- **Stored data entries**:

»»

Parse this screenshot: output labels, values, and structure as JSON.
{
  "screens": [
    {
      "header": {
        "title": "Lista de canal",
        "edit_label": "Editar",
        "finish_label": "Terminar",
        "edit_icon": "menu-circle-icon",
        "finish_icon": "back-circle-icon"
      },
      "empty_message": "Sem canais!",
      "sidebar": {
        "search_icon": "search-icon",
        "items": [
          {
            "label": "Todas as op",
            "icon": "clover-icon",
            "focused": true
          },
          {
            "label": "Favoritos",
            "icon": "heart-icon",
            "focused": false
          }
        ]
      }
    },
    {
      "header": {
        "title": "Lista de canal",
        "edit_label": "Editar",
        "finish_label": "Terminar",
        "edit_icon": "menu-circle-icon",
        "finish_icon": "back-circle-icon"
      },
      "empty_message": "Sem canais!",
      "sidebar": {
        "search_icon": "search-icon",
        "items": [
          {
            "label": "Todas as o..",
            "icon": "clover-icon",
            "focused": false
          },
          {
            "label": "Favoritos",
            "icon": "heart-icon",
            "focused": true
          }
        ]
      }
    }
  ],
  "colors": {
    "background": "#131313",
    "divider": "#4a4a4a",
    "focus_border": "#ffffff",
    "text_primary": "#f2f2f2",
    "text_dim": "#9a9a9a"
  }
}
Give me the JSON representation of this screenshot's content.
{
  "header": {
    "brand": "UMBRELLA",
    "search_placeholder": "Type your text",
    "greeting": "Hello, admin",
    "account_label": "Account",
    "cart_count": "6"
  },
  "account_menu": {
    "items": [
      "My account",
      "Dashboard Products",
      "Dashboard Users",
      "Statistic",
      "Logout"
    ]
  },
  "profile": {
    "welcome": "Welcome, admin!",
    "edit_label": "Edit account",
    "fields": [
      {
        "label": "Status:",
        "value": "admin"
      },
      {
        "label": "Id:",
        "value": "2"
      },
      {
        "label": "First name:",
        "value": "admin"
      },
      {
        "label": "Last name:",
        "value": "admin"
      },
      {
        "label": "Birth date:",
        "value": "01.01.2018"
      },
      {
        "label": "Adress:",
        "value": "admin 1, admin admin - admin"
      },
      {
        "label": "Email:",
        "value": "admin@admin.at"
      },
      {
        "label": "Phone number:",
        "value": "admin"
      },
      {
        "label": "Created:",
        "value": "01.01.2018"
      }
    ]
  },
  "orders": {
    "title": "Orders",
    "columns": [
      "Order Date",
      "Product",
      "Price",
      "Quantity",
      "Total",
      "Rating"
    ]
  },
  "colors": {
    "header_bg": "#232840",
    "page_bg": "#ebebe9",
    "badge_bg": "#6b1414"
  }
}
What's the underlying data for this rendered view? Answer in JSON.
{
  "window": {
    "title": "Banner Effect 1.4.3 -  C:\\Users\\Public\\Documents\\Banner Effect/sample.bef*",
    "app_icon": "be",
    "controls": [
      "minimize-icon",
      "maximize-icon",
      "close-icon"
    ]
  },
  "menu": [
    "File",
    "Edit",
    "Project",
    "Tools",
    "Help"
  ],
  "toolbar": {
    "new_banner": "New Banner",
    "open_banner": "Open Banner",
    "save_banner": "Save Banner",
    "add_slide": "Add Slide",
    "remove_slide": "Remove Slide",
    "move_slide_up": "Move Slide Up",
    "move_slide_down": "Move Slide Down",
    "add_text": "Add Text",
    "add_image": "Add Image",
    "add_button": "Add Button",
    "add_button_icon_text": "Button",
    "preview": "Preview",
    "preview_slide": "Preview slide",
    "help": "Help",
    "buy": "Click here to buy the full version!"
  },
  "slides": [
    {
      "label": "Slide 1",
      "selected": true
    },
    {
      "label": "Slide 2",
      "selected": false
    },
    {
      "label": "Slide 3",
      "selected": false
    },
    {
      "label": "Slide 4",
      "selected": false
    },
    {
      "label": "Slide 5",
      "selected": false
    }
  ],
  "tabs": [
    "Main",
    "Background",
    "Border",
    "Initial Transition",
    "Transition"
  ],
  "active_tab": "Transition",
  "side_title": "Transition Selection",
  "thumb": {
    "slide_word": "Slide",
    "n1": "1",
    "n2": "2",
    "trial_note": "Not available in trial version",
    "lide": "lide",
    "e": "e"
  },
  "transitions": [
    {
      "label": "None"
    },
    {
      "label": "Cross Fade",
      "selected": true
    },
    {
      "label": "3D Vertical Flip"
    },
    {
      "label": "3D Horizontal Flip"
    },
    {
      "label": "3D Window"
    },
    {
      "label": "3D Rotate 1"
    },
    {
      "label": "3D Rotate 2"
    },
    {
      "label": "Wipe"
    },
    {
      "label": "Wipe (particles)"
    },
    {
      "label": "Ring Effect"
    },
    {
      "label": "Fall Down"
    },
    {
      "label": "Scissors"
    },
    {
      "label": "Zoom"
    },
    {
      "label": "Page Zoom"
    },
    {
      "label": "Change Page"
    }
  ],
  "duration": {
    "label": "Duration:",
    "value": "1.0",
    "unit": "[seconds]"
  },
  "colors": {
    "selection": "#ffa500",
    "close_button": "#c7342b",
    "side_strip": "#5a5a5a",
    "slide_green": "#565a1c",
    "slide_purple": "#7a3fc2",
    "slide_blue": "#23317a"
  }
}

««

- **TASK GOAL**: Please set down each line of the records exactly as given.

- **CORRECT RESPONSE**:
Parse this screenshot: output labels, values, and structure as JSON.
{
  "screens": [
    {
      "header": {
        "title": "Lista de canal",
        "edit_label": "Editar",
        "finish_label": "Terminar",
        "edit_icon": "menu-circle-icon",
        "finish_icon": "back-circle-icon"
      },
      "empty_message": "Sem canais!",
      "sidebar": {
        "search_icon": "search-icon",
        "items": [
          {
            "label": "Todas as op",
            "icon": "clover-icon",
            "focused": true
          },
          {
            "label": "Favoritos",
            "icon": "heart-icon",
            "focused": false
          }
        ]
      }
    },
    {
      "header": {
        "title": "Lista de canal",
        "edit_label": "Editar",
        "finish_label": "Terminar",
        "edit_icon": "menu-circle-icon",
        "finish_icon": "back-circle-icon"
      },
      "empty_message": "Sem canais!",
      "sidebar": {
        "search_icon": "search-icon",
        "items": [
          {
            "label": "Todas as o..",
            "icon": "clover-icon",
            "focused": false
          },
          {
            "label": "Favoritos",
            "icon": "heart-icon",
            "focused": true
          }
        ]
      }
    }
  ],
  "colors": {
    "background": "#131313",
    "divider": "#4a4a4a",
    "focus_border": "#ffffff",
    "text_primary": "#f2f2f2",
    "text_dim": "#9a9a9a"
  }
}
Give me the JSON representation of this screenshot's content.
{
  "header": {
    "brand": "UMBRELLA",
    "search_placeholder": "Type your text",
    "greeting": "Hello, admin",
    "account_label": "Account",
    "cart_count": "6"
  },
  "account_menu": {
    "items": [
      "My account",
      "Dashboard Products",
      "Dashboard Users",
      "Statistic",
      "Logout"
    ]
  },
  "profile": {
    "welcome": "Welcome, admin!",
    "edit_label": "Edit account",
    "fields": [
      {
        "label": "Status:",
        "value": "admin"
      },
      {
        "label": "Id:",
        "value": "2"
      },
      {
        "label": "First name:",
        "value": "admin"
      },
      {
        "label": "Last name:",
        "value": "admin"
      },
      {
        "label": "Birth date:",
        "value": "01.01.2018"
      },
      {
        "label": "Adress:",
        "value": "admin 1, admin admin - admin"
      },
      {
        "label": "Email:",
        "value": "admin@admin.at"
      },
      {
        "label": "Phone number:",
        "value": "admin"
      },
      {
        "label": "Created:",
        "value": "01.01.2018"
      }
    ]
  },
  "orders": {
    "title": "Orders",
    "columns": [
      "Order Date",
      "Product",
      "Price",
      "Quantity",
      "Total",
      "Rating"
    ]
  },
  "colors": {
    "header_bg": "#232840",
    "page_bg": "#ebebe9",
    "badge_bg": "#6b1414"
  }
}
What's the underlying data for this rendered view? Answer in JSON.
{
  "window": {
    "title": "Banner Effect 1.4.3 -  C:\\Users\\Public\\Documents\\Banner Effect/sample.bef*",
    "app_icon": "be",
    "controls": [
      "minimize-icon",
      "maximize-icon",
      "close-icon"
    ]
  },
  "menu": [
    "File",
    "Edit",
    "Project",
    "Tools",
    "Help"
  ],
  "toolbar": {
    "new_banner": "New Banner",
    "open_banner": "Open Banner",
    "save_banner": "Save Banner",
    "add_slide": "Add Slide",
    "remove_slide": "Remove Slide",
    "move_slide_up": "Move Slide Up",
    "move_slide_down": "Move Slide Down",
    "add_text": "Add Text",
    "add_image": "Add Image",
    "add_button": "Add Button",
    "add_button_icon_text": "Button",
    "preview": "Preview",
    "preview_slide": "Preview slide",
    "help": "Help",
    "buy": "Click here to buy the full version!"
  },
  "slides": [
    {
      "label": "Slide 1",
      "selected": true
    },
    {
      "label": "Slide 2",
      "selected": false
    },
    {
      "label": "Slide 3",
      "selected": false
    },
    {
      "label": "Slide 4",
      "selected": false
    },
    {
      "label": "Slide 5",
      "selected": false
    }
  ],
  "tabs": [
    "Main",
    "Background",
    "Border",
    "Initial Transition",
    "Transition"
  ],
  "active_tab": "Transition",
  "side_title": "Transition Selection",
  "thumb": {
    "slide_word": "Slide",
    "n1": "1",
    "n2": "2",
    "trial_note": "Not available in trial version",
    "lide": "lide",
    "e": "e"
  },
  "transitions": [
    {
      "label": "None"
    },
    {
      "label": "Cross Fade",
      "selected": true
    },
    {
      "label": "3D Vertical Flip"
    },
    {
      "label": "3D Horizontal Flip"
    },
    {
      "label": "3D Window"
    },
    {
      "label": "3D Rotate 1"
    },
    {
      "label": "3D Rotate 2"
    },
    {
      "label": "Wipe"
    },
    {
      "label": "Wipe (particles)"
    },
    {
      "label": "Ring Effect"
    },
    {
      "label": "Fall Down"
    },
    {
      "label": "Scissors"
    },
    {
      "label": "Zoom"
    },
    {
      "label": "Page Zoom"
    },
    {
      "label": "Change Page"
    }
  ],
  "duration": {
    "label": "Duration:",
    "value": "1.0",
    "unit": "[seconds]"
  },
  "colors": {
    "selection": "#ffa500",
    "close_button": "#c7342b",
    "side_strip": "#5a5a5a",
    "slide_green": "#565a1c",
    "slide_purple": "#7a3fc2",
    "slide_blue": "#23317a"
  }
}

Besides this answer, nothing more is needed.